EXERCISE GOAL:
Only a number is wanted: how many lines in these records contain the word "директоры"?

[Saved entries]
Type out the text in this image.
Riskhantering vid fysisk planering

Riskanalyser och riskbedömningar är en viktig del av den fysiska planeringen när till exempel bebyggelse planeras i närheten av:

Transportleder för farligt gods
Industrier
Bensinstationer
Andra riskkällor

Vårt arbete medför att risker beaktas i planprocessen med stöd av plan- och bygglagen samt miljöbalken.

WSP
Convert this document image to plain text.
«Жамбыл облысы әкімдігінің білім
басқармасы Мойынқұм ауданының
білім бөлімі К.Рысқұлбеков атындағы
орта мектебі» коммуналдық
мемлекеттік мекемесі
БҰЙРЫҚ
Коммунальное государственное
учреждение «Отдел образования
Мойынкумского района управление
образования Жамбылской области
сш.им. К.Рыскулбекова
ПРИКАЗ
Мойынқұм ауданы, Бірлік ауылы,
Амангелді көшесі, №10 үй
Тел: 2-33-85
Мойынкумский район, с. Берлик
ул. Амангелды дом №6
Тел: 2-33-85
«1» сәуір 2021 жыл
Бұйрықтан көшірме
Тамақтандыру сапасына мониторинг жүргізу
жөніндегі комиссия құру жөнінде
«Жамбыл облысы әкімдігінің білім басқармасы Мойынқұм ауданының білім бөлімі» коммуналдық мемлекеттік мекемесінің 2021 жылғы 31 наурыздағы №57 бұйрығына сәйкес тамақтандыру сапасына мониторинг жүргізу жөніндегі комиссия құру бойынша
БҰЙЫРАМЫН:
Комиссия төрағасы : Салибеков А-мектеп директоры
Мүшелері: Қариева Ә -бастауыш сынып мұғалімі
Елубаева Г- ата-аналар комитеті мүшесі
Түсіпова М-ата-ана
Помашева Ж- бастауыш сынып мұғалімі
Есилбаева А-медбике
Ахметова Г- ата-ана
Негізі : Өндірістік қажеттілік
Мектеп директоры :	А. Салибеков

==

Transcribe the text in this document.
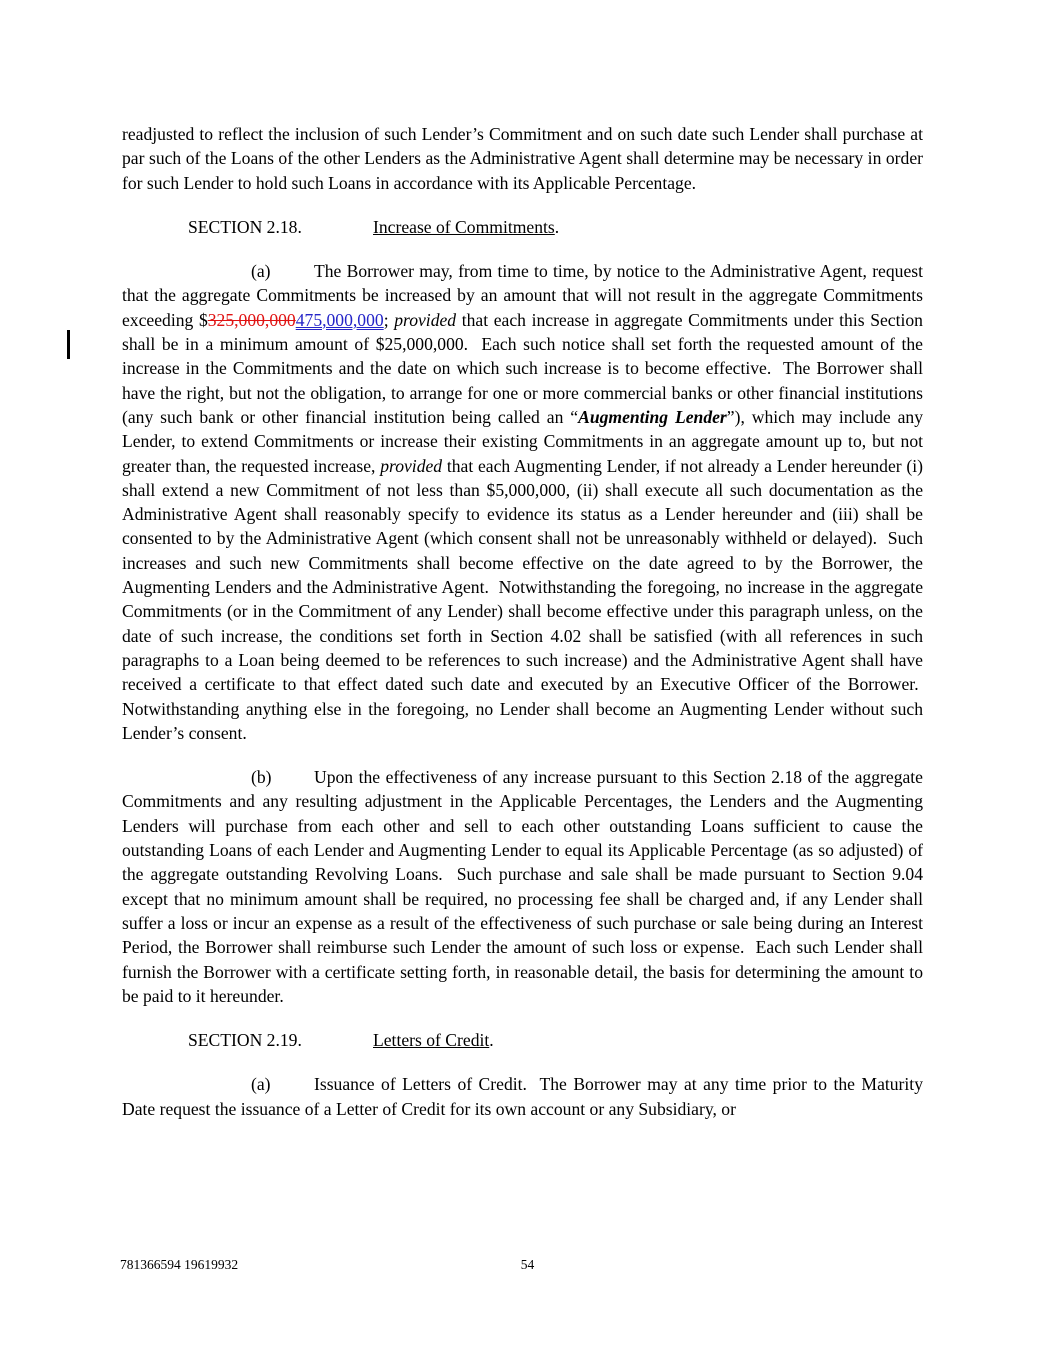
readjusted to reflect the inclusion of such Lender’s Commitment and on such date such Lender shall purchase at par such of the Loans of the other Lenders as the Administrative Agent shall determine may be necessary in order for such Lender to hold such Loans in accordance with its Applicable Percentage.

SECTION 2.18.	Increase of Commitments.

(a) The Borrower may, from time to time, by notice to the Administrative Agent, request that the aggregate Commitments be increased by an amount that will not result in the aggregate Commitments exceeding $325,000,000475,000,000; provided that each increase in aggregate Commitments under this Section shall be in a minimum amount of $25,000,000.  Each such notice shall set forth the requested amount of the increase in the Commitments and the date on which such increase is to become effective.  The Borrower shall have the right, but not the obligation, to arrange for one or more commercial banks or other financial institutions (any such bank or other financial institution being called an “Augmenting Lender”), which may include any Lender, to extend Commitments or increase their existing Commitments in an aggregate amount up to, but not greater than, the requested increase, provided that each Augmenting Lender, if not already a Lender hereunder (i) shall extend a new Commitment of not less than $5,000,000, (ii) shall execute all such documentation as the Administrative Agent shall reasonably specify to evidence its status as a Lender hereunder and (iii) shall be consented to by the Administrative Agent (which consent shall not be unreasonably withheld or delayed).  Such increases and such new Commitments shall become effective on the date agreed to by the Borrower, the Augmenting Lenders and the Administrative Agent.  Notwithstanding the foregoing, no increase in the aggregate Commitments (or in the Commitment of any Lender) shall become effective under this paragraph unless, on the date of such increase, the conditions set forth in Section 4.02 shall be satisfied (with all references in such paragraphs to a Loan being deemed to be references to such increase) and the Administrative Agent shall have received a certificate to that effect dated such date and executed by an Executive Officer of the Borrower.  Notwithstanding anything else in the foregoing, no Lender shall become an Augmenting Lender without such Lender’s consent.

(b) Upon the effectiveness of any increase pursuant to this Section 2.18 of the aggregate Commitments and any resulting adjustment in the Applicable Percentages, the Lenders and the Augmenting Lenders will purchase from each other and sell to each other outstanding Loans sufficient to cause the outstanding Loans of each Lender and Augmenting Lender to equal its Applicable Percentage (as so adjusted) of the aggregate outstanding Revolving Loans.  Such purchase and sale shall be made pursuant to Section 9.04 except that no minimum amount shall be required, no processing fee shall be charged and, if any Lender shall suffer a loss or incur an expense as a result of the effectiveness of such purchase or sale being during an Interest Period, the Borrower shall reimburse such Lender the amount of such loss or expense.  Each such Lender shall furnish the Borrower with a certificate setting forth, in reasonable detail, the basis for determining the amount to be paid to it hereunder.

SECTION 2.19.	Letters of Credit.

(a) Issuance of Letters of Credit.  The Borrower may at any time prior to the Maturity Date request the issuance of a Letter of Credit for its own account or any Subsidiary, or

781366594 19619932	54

---

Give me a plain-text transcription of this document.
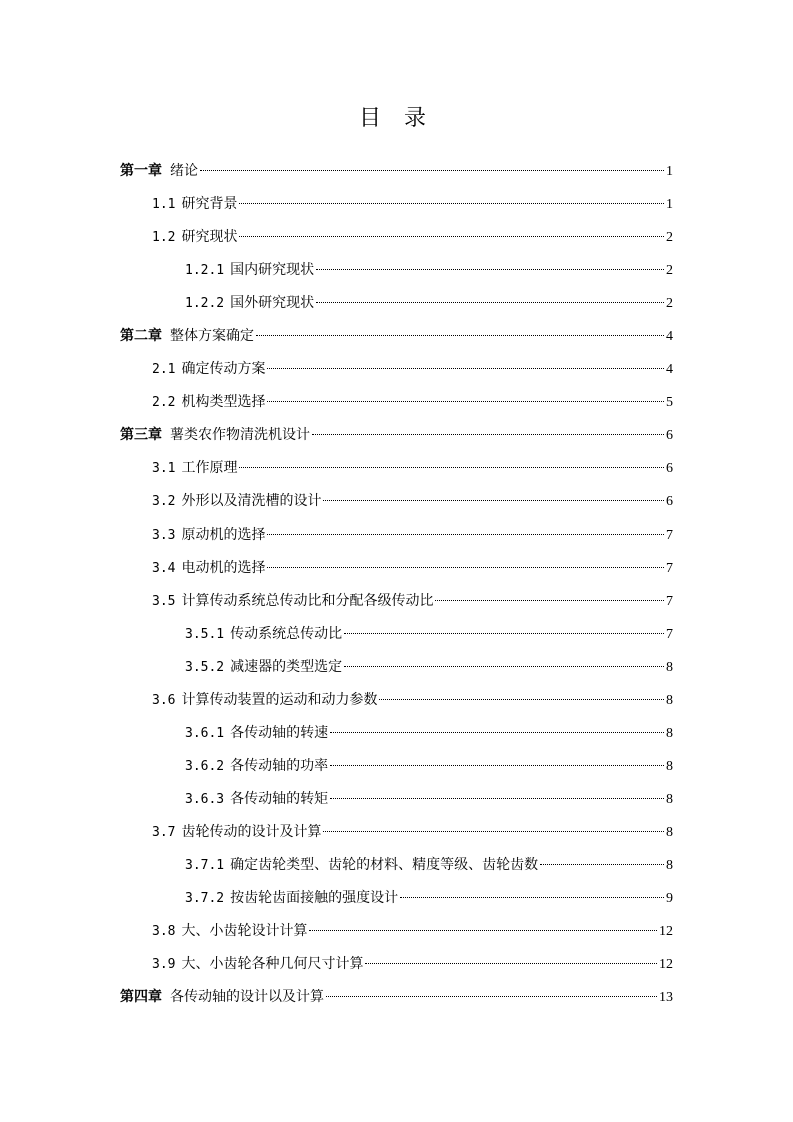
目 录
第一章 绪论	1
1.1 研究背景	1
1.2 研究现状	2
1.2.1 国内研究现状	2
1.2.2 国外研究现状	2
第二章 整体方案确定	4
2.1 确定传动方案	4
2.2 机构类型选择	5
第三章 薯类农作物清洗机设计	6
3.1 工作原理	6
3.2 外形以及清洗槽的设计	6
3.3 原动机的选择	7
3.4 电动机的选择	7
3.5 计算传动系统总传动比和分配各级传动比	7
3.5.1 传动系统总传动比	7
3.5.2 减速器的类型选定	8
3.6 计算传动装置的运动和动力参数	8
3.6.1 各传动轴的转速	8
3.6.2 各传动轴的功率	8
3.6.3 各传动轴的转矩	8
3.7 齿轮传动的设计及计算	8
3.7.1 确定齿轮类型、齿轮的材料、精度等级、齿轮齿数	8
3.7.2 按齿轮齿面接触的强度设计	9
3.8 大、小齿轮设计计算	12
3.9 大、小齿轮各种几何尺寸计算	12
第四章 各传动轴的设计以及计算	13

REPLY:
2